→ **WHAT TO WORK ON**:
Print the rows verbatim, from the very first line down through the line containing "feature-description: 100% vegan", including both of those lines.

* * * * *

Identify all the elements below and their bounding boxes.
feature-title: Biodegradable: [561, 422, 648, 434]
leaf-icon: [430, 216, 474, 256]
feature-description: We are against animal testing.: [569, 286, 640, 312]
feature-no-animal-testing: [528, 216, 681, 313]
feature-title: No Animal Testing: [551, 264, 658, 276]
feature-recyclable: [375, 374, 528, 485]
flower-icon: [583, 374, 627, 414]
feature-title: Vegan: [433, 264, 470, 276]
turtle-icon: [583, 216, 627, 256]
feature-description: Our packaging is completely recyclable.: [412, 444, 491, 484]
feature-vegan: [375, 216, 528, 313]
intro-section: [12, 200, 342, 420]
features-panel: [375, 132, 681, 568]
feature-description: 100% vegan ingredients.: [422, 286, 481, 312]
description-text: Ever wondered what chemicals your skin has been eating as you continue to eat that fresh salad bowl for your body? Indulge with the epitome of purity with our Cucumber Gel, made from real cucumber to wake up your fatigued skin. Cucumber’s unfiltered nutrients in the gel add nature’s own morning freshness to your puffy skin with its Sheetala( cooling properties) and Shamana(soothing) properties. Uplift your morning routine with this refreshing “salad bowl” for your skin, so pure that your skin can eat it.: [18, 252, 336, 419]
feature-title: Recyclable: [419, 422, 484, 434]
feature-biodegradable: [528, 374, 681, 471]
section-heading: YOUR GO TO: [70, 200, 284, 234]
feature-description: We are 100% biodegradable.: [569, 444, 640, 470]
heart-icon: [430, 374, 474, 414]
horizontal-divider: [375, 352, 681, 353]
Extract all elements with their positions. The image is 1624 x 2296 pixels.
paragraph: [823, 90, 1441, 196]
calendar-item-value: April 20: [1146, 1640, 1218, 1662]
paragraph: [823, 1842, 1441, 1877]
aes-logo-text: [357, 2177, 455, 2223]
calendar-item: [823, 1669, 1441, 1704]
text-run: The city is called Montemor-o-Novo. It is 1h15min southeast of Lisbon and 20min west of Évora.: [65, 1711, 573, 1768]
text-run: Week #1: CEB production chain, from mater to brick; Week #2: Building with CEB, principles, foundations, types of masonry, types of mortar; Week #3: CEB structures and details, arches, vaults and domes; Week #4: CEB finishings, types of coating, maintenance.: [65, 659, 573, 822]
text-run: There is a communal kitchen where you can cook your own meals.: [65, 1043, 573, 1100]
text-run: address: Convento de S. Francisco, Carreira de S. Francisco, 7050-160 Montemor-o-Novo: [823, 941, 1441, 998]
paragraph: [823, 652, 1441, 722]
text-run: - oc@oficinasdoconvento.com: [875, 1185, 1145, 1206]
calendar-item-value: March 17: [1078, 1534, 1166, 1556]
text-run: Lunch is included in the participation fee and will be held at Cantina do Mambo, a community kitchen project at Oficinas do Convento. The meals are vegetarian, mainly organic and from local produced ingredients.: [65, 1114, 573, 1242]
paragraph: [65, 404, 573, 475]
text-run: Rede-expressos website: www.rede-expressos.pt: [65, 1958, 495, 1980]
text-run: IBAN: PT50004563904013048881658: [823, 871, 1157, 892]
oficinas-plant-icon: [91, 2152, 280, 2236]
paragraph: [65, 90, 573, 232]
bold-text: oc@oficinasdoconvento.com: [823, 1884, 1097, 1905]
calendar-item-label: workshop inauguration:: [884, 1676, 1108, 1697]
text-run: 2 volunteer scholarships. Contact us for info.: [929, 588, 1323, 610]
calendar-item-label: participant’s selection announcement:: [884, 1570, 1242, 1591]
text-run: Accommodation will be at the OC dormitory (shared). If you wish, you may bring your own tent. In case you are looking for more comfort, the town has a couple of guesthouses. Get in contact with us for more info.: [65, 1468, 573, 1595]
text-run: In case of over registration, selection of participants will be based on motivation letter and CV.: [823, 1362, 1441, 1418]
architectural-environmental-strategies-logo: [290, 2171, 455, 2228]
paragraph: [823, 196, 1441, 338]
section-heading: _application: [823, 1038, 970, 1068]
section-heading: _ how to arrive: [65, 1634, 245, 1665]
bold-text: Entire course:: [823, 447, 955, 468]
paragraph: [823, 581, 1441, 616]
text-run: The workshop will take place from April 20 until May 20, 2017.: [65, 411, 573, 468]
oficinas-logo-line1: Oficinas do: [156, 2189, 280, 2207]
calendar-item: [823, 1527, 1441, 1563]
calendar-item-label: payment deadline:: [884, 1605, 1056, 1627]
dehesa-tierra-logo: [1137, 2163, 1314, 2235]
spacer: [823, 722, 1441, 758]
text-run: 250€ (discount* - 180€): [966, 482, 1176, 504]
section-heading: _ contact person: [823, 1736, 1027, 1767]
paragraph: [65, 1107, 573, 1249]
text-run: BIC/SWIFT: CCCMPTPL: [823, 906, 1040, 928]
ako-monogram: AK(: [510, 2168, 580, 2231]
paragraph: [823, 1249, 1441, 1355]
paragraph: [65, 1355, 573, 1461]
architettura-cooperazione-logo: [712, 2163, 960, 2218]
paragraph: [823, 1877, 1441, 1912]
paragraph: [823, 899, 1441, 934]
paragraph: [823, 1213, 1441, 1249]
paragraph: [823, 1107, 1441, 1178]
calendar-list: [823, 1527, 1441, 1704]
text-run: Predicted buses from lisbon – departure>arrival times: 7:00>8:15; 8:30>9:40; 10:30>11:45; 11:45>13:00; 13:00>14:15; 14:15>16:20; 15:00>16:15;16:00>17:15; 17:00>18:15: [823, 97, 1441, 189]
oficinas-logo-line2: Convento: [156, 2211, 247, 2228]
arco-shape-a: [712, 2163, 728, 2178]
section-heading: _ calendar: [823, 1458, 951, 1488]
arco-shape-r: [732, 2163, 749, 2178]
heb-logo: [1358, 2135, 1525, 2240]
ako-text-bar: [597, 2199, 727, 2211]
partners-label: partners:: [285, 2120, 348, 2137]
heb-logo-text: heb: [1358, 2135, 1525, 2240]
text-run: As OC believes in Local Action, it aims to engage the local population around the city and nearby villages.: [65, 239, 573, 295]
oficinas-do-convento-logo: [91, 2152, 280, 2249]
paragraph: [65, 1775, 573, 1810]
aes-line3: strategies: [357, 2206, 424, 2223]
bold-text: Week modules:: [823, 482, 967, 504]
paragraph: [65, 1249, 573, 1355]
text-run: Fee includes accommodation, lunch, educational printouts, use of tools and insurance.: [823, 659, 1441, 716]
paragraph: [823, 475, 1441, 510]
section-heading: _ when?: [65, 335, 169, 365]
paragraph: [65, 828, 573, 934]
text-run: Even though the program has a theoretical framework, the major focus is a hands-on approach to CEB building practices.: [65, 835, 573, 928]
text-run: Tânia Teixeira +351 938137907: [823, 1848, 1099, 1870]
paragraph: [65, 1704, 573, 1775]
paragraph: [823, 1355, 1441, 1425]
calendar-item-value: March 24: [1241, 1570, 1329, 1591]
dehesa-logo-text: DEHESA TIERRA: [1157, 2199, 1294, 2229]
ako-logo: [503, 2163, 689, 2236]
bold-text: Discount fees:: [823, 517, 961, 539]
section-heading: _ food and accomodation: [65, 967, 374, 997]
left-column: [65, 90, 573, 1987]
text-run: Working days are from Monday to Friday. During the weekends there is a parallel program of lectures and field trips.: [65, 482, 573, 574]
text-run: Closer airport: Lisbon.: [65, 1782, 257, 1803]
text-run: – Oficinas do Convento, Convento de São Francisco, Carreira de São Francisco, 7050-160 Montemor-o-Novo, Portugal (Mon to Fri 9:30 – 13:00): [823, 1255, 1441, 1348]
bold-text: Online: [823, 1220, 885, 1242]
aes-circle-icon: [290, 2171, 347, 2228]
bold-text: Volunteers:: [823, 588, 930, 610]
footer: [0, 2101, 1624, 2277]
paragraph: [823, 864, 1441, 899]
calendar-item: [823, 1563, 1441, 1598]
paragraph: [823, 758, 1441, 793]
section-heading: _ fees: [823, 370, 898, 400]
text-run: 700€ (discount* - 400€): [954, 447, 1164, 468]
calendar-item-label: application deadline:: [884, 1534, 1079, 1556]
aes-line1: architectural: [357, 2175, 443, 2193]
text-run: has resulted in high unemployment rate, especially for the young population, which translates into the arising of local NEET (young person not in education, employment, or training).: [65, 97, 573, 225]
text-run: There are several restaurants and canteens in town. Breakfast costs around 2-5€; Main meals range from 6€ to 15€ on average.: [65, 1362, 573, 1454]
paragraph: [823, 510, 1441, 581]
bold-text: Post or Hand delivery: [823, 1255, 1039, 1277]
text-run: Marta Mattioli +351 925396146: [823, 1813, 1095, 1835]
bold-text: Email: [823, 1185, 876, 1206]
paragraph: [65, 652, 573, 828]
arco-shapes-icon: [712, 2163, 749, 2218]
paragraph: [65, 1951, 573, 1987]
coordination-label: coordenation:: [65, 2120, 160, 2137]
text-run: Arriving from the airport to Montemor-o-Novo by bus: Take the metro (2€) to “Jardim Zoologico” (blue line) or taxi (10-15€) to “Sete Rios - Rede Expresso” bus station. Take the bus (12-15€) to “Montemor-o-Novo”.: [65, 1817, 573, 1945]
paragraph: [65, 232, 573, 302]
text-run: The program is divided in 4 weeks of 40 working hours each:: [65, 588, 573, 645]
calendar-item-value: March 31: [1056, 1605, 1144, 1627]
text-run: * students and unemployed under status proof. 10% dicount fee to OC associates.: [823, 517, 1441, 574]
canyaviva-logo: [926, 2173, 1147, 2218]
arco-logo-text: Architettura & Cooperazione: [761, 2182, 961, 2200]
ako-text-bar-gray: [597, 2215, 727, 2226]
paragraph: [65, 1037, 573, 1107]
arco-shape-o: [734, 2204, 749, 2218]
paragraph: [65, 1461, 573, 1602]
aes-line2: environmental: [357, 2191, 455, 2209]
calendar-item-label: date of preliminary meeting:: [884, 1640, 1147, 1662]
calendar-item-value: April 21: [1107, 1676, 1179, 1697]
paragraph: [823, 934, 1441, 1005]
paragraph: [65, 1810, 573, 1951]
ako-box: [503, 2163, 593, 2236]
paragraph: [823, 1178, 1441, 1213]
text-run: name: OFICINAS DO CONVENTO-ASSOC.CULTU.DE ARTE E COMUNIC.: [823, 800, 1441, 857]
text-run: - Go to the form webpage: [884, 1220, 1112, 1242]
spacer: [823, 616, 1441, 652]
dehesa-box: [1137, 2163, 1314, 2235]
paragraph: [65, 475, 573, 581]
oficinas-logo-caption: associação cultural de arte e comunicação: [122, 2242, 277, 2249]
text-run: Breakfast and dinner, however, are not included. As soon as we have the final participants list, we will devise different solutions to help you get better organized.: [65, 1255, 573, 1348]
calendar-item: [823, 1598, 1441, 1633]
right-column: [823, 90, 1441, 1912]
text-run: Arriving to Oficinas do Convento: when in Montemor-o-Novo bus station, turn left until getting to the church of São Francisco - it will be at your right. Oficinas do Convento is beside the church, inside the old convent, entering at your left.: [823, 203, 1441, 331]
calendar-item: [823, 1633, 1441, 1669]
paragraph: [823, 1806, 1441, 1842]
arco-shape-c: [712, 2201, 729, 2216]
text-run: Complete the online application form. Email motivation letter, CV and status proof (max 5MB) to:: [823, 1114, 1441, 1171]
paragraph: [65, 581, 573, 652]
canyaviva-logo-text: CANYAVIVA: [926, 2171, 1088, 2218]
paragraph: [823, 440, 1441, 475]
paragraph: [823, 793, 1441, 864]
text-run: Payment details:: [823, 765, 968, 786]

* * * * *

→ **OUTPUT OF THE EXERCISE**:
Identify all the elements below and their bounding boxes.
feature-title: Biodegradable: [561, 422, 648, 434]
leaf-icon: [430, 216, 474, 256]
feature-description: We are against animal testing.: [569, 286, 640, 312]
feature-no-animal-testing: [528, 216, 681, 313]
feature-title: No Animal Testing: [551, 264, 658, 276]
feature-recyclable: [375, 374, 528, 485]
flower-icon: [583, 374, 627, 414]
feature-title: Vegan: [433, 264, 470, 276]
turtle-icon: [583, 216, 627, 256]
feature-description: Our packaging is completely recyclable.: [412, 444, 491, 484]
feature-vegan: [375, 216, 528, 313]
intro-section: [12, 200, 342, 420]
features-panel: [375, 132, 681, 568]
feature-description: 100% vegan ingredients.: [422, 286, 481, 312]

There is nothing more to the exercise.